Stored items
===

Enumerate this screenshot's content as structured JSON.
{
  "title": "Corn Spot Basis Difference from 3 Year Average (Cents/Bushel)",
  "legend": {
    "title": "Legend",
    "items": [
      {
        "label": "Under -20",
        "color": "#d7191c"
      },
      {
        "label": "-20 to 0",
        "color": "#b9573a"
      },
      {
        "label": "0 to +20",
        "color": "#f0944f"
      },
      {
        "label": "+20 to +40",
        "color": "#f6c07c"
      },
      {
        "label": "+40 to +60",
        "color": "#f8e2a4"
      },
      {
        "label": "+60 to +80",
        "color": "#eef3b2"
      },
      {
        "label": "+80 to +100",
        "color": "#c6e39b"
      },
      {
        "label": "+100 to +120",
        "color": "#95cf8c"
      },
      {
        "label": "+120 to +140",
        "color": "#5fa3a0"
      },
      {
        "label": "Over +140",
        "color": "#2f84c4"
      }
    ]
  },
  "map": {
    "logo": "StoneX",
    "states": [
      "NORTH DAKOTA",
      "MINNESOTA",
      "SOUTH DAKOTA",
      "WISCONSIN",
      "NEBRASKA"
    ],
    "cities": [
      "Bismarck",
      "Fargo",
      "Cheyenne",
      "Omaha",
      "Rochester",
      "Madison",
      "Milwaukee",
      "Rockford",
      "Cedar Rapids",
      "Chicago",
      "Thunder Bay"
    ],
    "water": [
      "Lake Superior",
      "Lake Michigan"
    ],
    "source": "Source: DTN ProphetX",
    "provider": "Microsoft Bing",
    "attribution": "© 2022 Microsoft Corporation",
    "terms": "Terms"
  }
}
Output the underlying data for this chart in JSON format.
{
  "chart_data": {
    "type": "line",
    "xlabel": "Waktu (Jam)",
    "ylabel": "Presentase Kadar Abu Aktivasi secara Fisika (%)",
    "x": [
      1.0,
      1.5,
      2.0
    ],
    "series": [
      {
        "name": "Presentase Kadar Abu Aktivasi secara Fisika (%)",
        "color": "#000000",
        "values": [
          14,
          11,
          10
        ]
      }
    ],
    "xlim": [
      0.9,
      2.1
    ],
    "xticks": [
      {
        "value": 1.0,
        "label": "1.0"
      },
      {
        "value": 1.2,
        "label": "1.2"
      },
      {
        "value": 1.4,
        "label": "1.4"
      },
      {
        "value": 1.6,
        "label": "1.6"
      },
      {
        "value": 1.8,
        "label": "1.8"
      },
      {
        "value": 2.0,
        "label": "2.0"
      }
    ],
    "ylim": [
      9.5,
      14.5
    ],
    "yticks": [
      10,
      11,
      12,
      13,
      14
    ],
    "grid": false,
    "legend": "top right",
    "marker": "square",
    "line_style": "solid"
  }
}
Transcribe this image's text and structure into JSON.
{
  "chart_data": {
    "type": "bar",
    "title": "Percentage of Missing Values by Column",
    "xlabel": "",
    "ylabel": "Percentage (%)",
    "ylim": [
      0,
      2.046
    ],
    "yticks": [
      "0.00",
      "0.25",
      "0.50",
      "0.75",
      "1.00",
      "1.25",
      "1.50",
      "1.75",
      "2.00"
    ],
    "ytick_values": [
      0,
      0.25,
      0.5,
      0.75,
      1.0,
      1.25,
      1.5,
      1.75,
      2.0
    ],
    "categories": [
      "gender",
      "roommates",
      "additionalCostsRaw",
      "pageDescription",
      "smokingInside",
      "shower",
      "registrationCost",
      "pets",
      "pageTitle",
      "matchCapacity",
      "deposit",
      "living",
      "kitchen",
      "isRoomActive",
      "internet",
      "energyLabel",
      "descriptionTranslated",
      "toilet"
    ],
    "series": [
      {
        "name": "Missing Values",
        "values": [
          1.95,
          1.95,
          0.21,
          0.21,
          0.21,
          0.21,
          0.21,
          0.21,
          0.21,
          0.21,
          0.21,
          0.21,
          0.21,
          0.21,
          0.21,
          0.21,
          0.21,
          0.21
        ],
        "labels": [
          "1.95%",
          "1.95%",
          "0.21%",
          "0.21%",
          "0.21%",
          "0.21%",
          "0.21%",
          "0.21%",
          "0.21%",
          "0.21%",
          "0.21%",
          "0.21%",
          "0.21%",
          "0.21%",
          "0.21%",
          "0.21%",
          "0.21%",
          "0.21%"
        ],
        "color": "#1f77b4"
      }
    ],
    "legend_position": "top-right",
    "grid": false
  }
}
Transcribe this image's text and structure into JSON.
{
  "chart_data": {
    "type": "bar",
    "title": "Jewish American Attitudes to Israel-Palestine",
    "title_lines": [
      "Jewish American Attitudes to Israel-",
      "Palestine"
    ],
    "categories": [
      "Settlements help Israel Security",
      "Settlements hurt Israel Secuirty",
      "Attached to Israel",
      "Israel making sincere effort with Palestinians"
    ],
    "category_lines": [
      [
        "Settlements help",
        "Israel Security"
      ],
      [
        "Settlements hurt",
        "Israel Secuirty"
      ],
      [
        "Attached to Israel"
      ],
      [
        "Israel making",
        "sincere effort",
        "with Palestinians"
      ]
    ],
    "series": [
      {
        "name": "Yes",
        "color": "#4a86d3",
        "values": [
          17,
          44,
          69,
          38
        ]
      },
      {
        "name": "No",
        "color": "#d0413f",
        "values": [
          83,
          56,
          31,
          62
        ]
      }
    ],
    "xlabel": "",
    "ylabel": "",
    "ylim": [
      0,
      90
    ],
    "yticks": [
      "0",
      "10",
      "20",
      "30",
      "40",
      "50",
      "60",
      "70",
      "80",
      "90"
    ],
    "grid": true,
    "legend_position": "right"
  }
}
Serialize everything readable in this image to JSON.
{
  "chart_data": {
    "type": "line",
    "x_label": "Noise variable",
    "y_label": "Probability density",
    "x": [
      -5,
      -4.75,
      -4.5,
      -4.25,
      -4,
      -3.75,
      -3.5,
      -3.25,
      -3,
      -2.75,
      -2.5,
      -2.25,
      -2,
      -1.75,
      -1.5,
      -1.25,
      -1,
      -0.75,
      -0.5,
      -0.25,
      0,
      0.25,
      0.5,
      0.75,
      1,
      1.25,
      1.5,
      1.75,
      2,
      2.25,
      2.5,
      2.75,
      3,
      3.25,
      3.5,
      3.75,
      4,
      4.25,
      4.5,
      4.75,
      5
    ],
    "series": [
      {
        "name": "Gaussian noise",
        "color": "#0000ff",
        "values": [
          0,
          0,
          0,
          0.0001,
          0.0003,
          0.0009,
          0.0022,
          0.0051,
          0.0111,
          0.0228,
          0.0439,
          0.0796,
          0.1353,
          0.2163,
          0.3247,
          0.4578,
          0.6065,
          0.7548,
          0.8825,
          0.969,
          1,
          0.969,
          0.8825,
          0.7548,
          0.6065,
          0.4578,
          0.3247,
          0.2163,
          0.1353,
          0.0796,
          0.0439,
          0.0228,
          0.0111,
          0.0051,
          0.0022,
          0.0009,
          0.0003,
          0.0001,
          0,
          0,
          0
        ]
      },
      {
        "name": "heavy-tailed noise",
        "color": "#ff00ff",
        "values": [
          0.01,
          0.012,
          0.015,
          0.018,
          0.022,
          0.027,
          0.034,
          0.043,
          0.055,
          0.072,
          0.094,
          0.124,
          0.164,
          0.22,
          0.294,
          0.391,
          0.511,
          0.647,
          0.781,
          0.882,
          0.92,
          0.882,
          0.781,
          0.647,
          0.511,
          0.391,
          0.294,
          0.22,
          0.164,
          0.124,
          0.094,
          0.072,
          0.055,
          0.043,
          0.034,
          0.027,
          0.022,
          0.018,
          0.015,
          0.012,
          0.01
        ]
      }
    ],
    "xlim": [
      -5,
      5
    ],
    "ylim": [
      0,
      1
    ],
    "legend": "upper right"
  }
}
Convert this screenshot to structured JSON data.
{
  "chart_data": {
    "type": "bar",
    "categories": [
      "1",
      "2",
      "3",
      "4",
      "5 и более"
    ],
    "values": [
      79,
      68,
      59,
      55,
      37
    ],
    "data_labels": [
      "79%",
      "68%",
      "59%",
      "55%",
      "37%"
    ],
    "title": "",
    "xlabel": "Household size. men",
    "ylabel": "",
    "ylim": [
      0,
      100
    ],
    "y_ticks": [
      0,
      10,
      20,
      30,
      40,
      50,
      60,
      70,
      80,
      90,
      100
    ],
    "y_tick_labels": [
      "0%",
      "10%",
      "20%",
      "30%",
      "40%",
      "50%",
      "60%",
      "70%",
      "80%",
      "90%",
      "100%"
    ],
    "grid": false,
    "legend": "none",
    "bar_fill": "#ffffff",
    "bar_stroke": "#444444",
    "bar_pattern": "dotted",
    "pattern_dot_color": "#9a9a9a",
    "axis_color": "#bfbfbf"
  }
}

===

#### What is needed:
Identify which lines contain the word "screenshot" and copy each one.

#### Answer to this task:
Enumerate this screenshot's content as structured JSON.
Convert this screenshot to structured JSON data.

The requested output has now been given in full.